GIVEN TASK: Reproduce the material in full, exactly as written.

Figure data in JSON:

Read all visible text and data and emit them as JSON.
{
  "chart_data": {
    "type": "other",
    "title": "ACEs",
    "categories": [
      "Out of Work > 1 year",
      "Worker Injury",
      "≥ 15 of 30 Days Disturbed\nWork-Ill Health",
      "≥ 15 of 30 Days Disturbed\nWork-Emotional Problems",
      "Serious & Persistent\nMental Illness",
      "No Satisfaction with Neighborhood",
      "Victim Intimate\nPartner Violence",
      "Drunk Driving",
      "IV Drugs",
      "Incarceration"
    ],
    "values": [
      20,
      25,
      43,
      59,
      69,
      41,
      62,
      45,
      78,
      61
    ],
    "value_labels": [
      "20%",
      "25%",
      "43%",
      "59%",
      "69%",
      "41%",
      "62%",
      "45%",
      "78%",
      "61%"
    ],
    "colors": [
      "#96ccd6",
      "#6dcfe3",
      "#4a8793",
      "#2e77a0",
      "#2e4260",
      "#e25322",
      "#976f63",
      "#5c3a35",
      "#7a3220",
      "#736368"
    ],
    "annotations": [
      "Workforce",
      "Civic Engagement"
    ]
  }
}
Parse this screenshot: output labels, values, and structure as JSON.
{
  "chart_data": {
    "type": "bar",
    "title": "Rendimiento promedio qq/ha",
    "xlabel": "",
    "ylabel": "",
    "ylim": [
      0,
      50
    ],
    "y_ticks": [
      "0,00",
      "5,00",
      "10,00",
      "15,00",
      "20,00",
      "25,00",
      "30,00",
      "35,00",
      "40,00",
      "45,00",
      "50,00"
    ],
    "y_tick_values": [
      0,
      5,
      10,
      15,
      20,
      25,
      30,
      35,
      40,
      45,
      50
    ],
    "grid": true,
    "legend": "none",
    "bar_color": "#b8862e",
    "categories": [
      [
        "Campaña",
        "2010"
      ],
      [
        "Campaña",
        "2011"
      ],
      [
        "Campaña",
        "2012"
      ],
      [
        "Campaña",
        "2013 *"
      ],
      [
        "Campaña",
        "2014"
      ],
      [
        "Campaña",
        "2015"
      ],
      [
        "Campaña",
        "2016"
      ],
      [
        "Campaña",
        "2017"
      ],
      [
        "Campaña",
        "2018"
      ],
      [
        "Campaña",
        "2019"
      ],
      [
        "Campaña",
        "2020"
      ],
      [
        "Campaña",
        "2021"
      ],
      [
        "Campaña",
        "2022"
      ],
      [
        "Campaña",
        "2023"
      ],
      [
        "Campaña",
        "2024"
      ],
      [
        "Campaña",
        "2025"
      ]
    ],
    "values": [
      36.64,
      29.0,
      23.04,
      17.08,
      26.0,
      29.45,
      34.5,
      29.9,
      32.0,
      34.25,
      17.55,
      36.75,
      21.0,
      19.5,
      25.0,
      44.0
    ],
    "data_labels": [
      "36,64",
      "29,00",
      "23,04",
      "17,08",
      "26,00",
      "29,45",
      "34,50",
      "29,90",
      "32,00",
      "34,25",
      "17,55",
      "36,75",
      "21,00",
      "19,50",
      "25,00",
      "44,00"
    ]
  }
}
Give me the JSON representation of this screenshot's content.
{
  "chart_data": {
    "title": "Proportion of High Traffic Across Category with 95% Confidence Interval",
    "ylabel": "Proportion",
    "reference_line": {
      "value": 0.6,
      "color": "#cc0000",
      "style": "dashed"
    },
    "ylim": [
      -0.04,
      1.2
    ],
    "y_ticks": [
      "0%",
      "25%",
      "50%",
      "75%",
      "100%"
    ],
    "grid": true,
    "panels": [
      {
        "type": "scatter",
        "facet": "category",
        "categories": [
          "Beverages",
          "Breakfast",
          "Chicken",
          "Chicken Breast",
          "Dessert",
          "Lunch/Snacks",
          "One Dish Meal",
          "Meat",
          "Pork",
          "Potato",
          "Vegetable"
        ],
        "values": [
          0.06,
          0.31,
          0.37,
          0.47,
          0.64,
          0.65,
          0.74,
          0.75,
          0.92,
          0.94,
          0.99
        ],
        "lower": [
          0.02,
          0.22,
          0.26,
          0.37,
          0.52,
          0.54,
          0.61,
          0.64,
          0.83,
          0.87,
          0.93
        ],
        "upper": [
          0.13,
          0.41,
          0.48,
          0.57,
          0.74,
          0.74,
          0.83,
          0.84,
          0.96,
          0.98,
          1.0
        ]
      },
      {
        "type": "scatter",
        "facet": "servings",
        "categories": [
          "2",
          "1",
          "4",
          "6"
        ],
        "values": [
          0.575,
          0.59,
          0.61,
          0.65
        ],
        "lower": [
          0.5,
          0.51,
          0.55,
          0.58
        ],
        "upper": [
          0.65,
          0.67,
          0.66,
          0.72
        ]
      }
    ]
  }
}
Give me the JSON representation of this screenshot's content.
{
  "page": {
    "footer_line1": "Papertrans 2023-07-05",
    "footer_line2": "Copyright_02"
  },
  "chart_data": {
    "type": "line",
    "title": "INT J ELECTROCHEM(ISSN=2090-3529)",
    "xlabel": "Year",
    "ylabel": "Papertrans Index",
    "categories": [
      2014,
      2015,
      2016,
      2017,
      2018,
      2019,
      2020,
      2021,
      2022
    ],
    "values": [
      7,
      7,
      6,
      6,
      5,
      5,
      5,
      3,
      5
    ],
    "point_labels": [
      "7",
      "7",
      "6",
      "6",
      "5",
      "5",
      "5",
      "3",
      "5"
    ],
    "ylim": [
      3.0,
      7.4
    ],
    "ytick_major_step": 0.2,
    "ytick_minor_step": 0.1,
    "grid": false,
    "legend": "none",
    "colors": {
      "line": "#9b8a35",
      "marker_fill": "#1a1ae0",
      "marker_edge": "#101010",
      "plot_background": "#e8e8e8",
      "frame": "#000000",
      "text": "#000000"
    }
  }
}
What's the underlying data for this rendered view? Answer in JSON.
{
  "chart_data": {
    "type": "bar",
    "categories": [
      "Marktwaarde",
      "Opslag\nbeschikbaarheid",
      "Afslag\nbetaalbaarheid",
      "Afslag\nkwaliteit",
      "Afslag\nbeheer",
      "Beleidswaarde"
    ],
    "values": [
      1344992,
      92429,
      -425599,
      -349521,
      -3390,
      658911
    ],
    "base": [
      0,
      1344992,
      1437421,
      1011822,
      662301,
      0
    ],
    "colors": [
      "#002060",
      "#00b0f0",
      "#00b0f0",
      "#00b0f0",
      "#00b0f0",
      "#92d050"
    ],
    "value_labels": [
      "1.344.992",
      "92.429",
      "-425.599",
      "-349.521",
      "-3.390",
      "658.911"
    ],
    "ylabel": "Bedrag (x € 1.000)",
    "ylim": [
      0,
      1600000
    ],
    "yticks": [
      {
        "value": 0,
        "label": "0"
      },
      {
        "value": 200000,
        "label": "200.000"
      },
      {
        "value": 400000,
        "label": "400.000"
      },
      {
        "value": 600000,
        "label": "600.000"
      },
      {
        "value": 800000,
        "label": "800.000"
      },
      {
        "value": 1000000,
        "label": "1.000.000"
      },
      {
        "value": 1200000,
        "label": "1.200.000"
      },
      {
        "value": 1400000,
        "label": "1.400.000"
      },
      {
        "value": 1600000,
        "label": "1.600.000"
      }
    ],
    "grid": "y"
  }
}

WRITTEN REPLY:
Read all visible text and data and emit them as JSON.
{
  "chart_data": {
    "type": "other",
    "title": "ACEs",
    "categories": [
      "Out of Work > 1 year",
      "Worker Injury",
      "≥ 15 of 30 Days Disturbed\nWork-Ill Health",
      "≥ 15 of 30 Days Disturbed\nWork-Emotional Problems",
      "Serious & Persistent\nMental Illness",
      "No Satisfaction with Neighborhood",
      "Victim Intimate\nPartner Violence",
      "Drunk Driving",
      "IV Drugs",
      "Incarceration"
    ],
    "values": [
      20,
      25,
      43,
      59,
      69,
      41,
      62,
      45,
      78,
      61
    ],
    "value_labels": [
      "20%",
      "25%",
      "43%",
      "59%",
      "69%",
      "41%",
      "62%",
      "45%",
      "78%",
      "61%"
    ],
    "colors": [
      "#96ccd6",
      "#6dcfe3",
      "#4a8793",
      "#2e77a0",
      "#2e4260",
      "#e25322",
      "#976f63",
      "#5c3a35",
      "#7a3220",
      "#736368"
    ],
    "annotations": [
      "Workforce",
      "Civic Engagement"
    ]
  }
}
Parse this screenshot: output labels, values, and structure as JSON.
{
  "chart_data": {
    "type": "bar",
    "title": "Rendimiento promedio qq/ha",
    "xlabel": "",
    "ylabel": "",
    "ylim": [
      0,
      50
    ],
    "y_ticks": [
      "0,00",
      "5,00",
      "10,00",
      "15,00",
      "20,00",
      "25,00",
      "30,00",
      "35,00",
      "40,00",
      "45,00",
      "50,00"
    ],
    "y_tick_values": [
      0,
      5,
      10,
      15,
      20,
      25,
      30,
      35,
      40,
      45,
      50
    ],
    "grid": true,
    "legend": "none",
    "bar_color": "#b8862e",
    "categories": [
      [
        "Campaña",
        "2010"
      ],
      [
        "Campaña",
        "2011"
      ],
      [
        "Campaña",
        "2012"
      ],
      [
        "Campaña",
        "2013 *"
      ],
      [
        "Campaña",
        "2014"
      ],
      [
        "Campaña",
        "2015"
      ],
      [
        "Campaña",
        "2016"
      ],
      [
        "Campaña",
        "2017"
      ],
      [
        "Campaña",
        "2018"
      ],
      [
        "Campaña",
        "2019"
      ],
      [
        "Campaña",
        "2020"
      ],
      [
        "Campaña",
        "2021"
      ],
      [
        "Campaña",
        "2022"
      ],
      [
        "Campaña",
        "2023"
      ],
      [
        "Campaña",
        "2024"
      ],
      [
        "Campaña",
        "2025"
      ]
    ],
    "values": [
      36.64,
      29.0,
      23.04,
      17.08,
      26.0,
      29.45,
      34.5,
      29.9,
      32.0,
      34.25,
      17.55,
      36.75,
      21.0,
      19.5,
      25.0,
      44.0
    ],
    "data_labels": [
      "36,64",
      "29,00",
      "23,04",
      "17,08",
      "26,00",
      "29,45",
      "34,50",
      "29,90",
      "32,00",
      "34,25",
      "17,55",
      "36,75",
      "21,00",
      "19,50",
      "25,00",
      "44,00"
    ]
  }
}
Give me the JSON representation of this screenshot's content.
{
  "chart_data": {
    "title": "Proportion of High Traffic Across Category with 95% Confidence Interval",
    "ylabel": "Proportion",
    "reference_line": {
      "value": 0.6,
      "color": "#cc0000",
      "style": "dashed"
    },
    "ylim": [
      -0.04,
      1.2
    ],
    "y_ticks": [
      "0%",
      "25%",
      "50%",
      "75%",
      "100%"
    ],
    "grid": true,
    "panels": [
      {
        "type": "scatter",
        "facet": "category",
        "categories": [
          "Beverages",
          "Breakfast",
          "Chicken",
          "Chicken Breast",
          "Dessert",
          "Lunch/Snacks",
          "One Dish Meal",
          "Meat",
          "Pork",
          "Potato",
          "Vegetable"
        ],
        "values": [
          0.06,
          0.31,
          0.37,
          0.47,
          0.64,
          0.65,
          0.74,
          0.75,
          0.92,
          0.94,
          0.99
        ],
        "lower": [
          0.02,
          0.22,
          0.26,
          0.37,
          0.52,
          0.54,
          0.61,
          0.64,
          0.83,
          0.87,
          0.93
        ],
        "upper": [
          0.13,
          0.41,
          0.48,
          0.57,
          0.74,
          0.74,
          0.83,
          0.84,
          0.96,
          0.98,
          1.0
        ]
      },
      {
        "type": "scatter",
        "facet": "servings",
        "categories": [
          "2",
          "1",
          "4",
          "6"
        ],
        "values": [
          0.575,
          0.59,
          0.61,
          0.65
        ],
        "lower": [
          0.5,
          0.51,
          0.55,
          0.58
        ],
        "upper": [
          0.65,
          0.67,
          0.66,
          0.72
        ]
      }
    ]
  }
}
Give me the JSON representation of this screenshot's content.
{
  "page": {
    "footer_line1": "Papertrans 2023-07-05",
    "footer_line2": "Copyright_02"
  },
  "chart_data": {
    "type": "line",
    "title": "INT J ELECTROCHEM(ISSN=2090-3529)",
    "xlabel": "Year",
    "ylabel": "Papertrans Index",
    "categories": [
      2014,
      2015,
      2016,
      2017,
      2018,
      2019,
      2020,
      2021,
      2022
    ],
    "values": [
      7,
      7,
      6,
      6,
      5,
      5,
      5,
      3,
      5
    ],
    "point_labels": [
      "7",
      "7",
      "6",
      "6",
      "5",
      "5",
      "5",
      "3",
      "5"
    ],
    "ylim": [
      3.0,
      7.4
    ],
    "ytick_major_step": 0.2,
    "ytick_minor_step": 0.1,
    "grid": false,
    "legend": "none",
    "colors": {
      "line": "#9b8a35",
      "marker_fill": "#1a1ae0",
      "marker_edge": "#101010",
      "plot_background": "#e8e8e8",
      "frame": "#000000",
      "text": "#000000"
    }
  }
}
What's the underlying data for this rendered view? Answer in JSON.
{
  "chart_data": {
    "type": "bar",
    "categories": [
      "Marktwaarde",
      "Opslag\nbeschikbaarheid",
      "Afslag\nbetaalbaarheid",
      "Afslag\nkwaliteit",
      "Afslag\nbeheer",
      "Beleidswaarde"
    ],
    "values": [
      1344992,
      92429,
      -425599,
      -349521,
      -3390,
      658911
    ],
    "base": [
      0,
      1344992,
      1437421,
      1011822,
      662301,
      0
    ],
    "colors": [
      "#002060",
      "#00b0f0",
      "#00b0f0",
      "#00b0f0",
      "#00b0f0",
      "#92d050"
    ],
    "value_labels": [
      "1.344.992",
      "92.429",
      "-425.599",
      "-349.521",
      "-3.390",
      "658.911"
    ],
    "ylabel": "Bedrag (x € 1.000)",
    "ylim": [
      0,
      1600000
    ],
    "yticks": [
      {
        "value": 0,
        "label": "0"
      },
      {
        "value": 200000,
        "label": "200.000"
      },
      {
        "value": 400000,
        "label": "400.000"
      },
      {
        "value": 600000,
        "label": "600.000"
      },
      {
        "value": 800000,
        "label": "800.000"
      },
      {
        "value": 1000000,
        "label": "1.000.000"
      },
      {
        "value": 1200000,
        "label": "1.200.000"
      },
      {
        "value": 1400000,
        "label": "1.400.000"
      },
      {
        "value": 1600000,
        "label": "1.600.000"
      }
    ],
    "grid": "y"
  }
}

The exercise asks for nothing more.